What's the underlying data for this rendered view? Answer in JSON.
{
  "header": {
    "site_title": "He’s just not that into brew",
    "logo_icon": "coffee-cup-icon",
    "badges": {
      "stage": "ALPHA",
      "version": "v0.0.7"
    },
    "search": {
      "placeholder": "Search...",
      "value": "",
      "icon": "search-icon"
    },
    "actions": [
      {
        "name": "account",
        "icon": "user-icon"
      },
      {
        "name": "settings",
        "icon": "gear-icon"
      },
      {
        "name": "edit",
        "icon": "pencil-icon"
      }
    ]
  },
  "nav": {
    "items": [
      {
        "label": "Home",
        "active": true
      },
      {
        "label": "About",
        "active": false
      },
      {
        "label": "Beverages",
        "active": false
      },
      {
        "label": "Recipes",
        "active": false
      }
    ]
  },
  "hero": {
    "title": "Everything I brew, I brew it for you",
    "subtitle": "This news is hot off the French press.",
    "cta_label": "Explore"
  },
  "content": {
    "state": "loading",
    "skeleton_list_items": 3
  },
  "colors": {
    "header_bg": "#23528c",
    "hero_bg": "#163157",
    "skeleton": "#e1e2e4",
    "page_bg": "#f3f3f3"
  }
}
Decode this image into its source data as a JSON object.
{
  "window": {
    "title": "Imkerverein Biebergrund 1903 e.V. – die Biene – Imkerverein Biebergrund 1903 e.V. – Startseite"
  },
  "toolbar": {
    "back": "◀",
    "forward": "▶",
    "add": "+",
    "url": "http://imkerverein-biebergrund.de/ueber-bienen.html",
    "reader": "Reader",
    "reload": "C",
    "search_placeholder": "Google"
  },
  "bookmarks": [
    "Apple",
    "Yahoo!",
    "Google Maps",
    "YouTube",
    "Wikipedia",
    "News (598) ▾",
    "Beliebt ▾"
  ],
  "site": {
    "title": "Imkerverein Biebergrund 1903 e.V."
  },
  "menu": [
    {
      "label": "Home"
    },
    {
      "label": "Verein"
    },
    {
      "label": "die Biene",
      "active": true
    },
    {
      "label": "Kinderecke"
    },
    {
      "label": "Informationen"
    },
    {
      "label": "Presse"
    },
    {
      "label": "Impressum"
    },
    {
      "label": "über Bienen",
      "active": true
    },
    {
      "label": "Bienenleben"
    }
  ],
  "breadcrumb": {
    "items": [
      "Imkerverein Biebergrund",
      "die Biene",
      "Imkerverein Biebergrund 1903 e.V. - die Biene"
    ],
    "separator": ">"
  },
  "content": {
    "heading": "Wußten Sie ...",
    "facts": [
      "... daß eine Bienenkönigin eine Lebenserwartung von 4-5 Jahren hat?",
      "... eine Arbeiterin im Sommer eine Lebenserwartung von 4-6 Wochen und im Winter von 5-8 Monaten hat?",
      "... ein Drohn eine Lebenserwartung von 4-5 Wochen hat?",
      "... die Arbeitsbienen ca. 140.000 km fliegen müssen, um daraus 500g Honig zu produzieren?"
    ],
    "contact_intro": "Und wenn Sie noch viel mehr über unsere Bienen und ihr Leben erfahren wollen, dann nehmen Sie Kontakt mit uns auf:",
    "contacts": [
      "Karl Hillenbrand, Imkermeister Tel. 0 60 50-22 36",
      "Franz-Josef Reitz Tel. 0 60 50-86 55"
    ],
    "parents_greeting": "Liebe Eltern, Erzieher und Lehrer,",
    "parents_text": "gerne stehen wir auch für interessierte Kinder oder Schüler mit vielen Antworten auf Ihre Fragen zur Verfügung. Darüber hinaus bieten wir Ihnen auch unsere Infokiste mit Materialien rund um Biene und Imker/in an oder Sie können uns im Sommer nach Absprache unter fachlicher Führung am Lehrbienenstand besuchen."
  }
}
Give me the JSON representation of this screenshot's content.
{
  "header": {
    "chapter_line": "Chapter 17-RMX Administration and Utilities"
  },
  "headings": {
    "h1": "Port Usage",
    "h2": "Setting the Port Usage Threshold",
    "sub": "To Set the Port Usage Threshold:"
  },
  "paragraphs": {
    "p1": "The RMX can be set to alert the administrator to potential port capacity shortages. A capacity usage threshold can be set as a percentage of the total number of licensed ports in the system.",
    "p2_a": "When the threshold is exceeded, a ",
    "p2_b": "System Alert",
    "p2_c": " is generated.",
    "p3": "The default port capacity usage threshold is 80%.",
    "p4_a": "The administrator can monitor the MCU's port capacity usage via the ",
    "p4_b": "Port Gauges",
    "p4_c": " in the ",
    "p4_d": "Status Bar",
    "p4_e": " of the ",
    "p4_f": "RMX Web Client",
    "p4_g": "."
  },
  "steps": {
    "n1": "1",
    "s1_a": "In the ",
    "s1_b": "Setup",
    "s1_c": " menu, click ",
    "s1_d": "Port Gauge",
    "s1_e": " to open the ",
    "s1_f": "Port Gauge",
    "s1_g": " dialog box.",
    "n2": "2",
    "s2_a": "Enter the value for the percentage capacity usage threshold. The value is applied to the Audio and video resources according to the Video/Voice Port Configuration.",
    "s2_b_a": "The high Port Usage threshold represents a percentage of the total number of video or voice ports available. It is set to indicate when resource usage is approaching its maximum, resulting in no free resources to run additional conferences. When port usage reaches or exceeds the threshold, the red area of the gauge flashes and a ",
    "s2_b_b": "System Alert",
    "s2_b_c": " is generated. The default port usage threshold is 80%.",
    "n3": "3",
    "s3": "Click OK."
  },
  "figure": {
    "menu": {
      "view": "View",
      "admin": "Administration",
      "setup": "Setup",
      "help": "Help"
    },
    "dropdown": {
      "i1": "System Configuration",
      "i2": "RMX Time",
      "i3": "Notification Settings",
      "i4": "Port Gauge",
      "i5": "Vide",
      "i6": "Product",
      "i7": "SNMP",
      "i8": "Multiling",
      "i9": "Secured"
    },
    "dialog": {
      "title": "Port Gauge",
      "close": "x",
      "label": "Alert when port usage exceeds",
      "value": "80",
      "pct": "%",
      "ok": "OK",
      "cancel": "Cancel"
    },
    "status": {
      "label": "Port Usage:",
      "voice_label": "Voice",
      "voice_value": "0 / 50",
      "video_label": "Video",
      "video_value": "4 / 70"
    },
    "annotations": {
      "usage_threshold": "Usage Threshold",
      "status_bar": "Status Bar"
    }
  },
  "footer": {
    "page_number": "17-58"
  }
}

++++++++++++++++++++

▸ Given problem: Restate the listing in full, word for word.

▸ Final result:
What's the underlying data for this rendered view? Answer in JSON.
{
  "header": {
    "site_title": "He’s just not that into brew",
    "logo_icon": "coffee-cup-icon",
    "badges": {
      "stage": "ALPHA",
      "version": "v0.0.7"
    },
    "search": {
      "placeholder": "Search...",
      "value": "",
      "icon": "search-icon"
    },
    "actions": [
      {
        "name": "account",
        "icon": "user-icon"
      },
      {
        "name": "settings",
        "icon": "gear-icon"
      },
      {
        "name": "edit",
        "icon": "pencil-icon"
      }
    ]
  },
  "nav": {
    "items": [
      {
        "label": "Home",
        "active": true
      },
      {
        "label": "About",
        "active": false
      },
      {
        "label": "Beverages",
        "active": false
      },
      {
        "label": "Recipes",
        "active": false
      }
    ]
  },
  "hero": {
    "title": "Everything I brew, I brew it for you",
    "subtitle": "This news is hot off the French press.",
    "cta_label": "Explore"
  },
  "content": {
    "state": "loading",
    "skeleton_list_items": 3
  },
  "colors": {
    "header_bg": "#23528c",
    "hero_bg": "#163157",
    "skeleton": "#e1e2e4",
    "page_bg": "#f3f3f3"
  }
}
Decode this image into its source data as a JSON object.
{
  "window": {
    "title": "Imkerverein Biebergrund 1903 e.V. – die Biene – Imkerverein Biebergrund 1903 e.V. – Startseite"
  },
  "toolbar": {
    "back": "◀",
    "forward": "▶",
    "add": "+",
    "url": "http://imkerverein-biebergrund.de/ueber-bienen.html",
    "reader": "Reader",
    "reload": "C",
    "search_placeholder": "Google"
  },
  "bookmarks": [
    "Apple",
    "Yahoo!",
    "Google Maps",
    "YouTube",
    "Wikipedia",
    "News (598) ▾",
    "Beliebt ▾"
  ],
  "site": {
    "title": "Imkerverein Biebergrund 1903 e.V."
  },
  "menu": [
    {
      "label": "Home"
    },
    {
      "label": "Verein"
    },
    {
      "label": "die Biene",
      "active": true
    },
    {
      "label": "Kinderecke"
    },
    {
      "label": "Informationen"
    },
    {
      "label": "Presse"
    },
    {
      "label": "Impressum"
    },
    {
      "label": "über Bienen",
      "active": true
    },
    {
      "label": "Bienenleben"
    }
  ],
  "breadcrumb": {
    "items": [
      "Imkerverein Biebergrund",
      "die Biene",
      "Imkerverein Biebergrund 1903 e.V. - die Biene"
    ],
    "separator": ">"
  },
  "content": {
    "heading": "Wußten Sie ...",
    "facts": [
      "... daß eine Bienenkönigin eine Lebenserwartung von 4-5 Jahren hat?",
      "... eine Arbeiterin im Sommer eine Lebenserwartung von 4-6 Wochen und im Winter von 5-8 Monaten hat?",
      "... ein Drohn eine Lebenserwartung von 4-5 Wochen hat?",
      "... die Arbeitsbienen ca. 140.000 km fliegen müssen, um daraus 500g Honig zu produzieren?"
    ],
    "contact_intro": "Und wenn Sie noch viel mehr über unsere Bienen und ihr Leben erfahren wollen, dann nehmen Sie Kontakt mit uns auf:",
    "contacts": [
      "Karl Hillenbrand, Imkermeister Tel. 0 60 50-22 36",
      "Franz-Josef Reitz Tel. 0 60 50-86 55"
    ],
    "parents_greeting": "Liebe Eltern, Erzieher und Lehrer,",
    "parents_text": "gerne stehen wir auch für interessierte Kinder oder Schüler mit vielen Antworten auf Ihre Fragen zur Verfügung. Darüber hinaus bieten wir Ihnen auch unsere Infokiste mit Materialien rund um Biene und Imker/in an oder Sie können uns im Sommer nach Absprache unter fachlicher Führung am Lehrbienenstand besuchen."
  }
}
Give me the JSON representation of this screenshot's content.
{
  "header": {
    "chapter_line": "Chapter 17-RMX Administration and Utilities"
  },
  "headings": {
    "h1": "Port Usage",
    "h2": "Setting the Port Usage Threshold",
    "sub": "To Set the Port Usage Threshold:"
  },
  "paragraphs": {
    "p1": "The RMX can be set to alert the administrator to potential port capacity shortages. A capacity usage threshold can be set as a percentage of the total number of licensed ports in the system.",
    "p2_a": "When the threshold is exceeded, a ",
    "p2_b": "System Alert",
    "p2_c": " is generated.",
    "p3": "The default port capacity usage threshold is 80%.",
    "p4_a": "The administrator can monitor the MCU's port capacity usage via the ",
    "p4_b": "Port Gauges",
    "p4_c": " in the ",
    "p4_d": "Status Bar",
    "p4_e": " of the ",
    "p4_f": "RMX Web Client",
    "p4_g": "."
  },
  "steps": {
    "n1": "1",
    "s1_a": "In the ",
    "s1_b": "Setup",
    "s1_c": " menu, click ",
    "s1_d": "Port Gauge",
    "s1_e": " to open the ",
    "s1_f": "Port Gauge",
    "s1_g": " dialog box.",
    "n2": "2",
    "s2_a": "Enter the value for the percentage capacity usage threshold. The value is applied to the Audio and video resources according to the Video/Voice Port Configuration.",
    "s2_b_a": "The high Port Usage threshold represents a percentage of the total number of video or voice ports available. It is set to indicate when resource usage is approaching its maximum, resulting in no free resources to run additional conferences. When port usage reaches or exceeds the threshold, the red area of the gauge flashes and a ",
    "s2_b_b": "System Alert",
    "s2_b_c": " is generated. The default port usage threshold is 80%.",
    "n3": "3",
    "s3": "Click OK."
  },
  "figure": {
    "menu": {
      "view": "View",
      "admin": "Administration",
      "setup": "Setup",
      "help": "Help"
    },
    "dropdown": {
      "i1": "System Configuration",
      "i2": "RMX Time",
      "i3": "Notification Settings",
      "i4": "Port Gauge",
      "i5": "Vide",
      "i6": "Product",
      "i7": "SNMP",
      "i8": "Multiling",
      "i9": "Secured"
    },
    "dialog": {
      "title": "Port Gauge",
      "close": "x",
      "label": "Alert when port usage exceeds",
      "value": "80",
      "pct": "%",
      "ok": "OK",
      "cancel": "Cancel"
    },
    "status": {
      "label": "Port Usage:",
      "voice_label": "Voice",
      "voice_value": "0 / 50",
      "video_label": "Video",
      "video_value": "4 / 70"
    },
    "annotations": {
      "usage_threshold": "Usage Threshold",
      "status_bar": "Status Bar"
    }
  },
  "footer": {
    "page_number": "17-58"
  }
}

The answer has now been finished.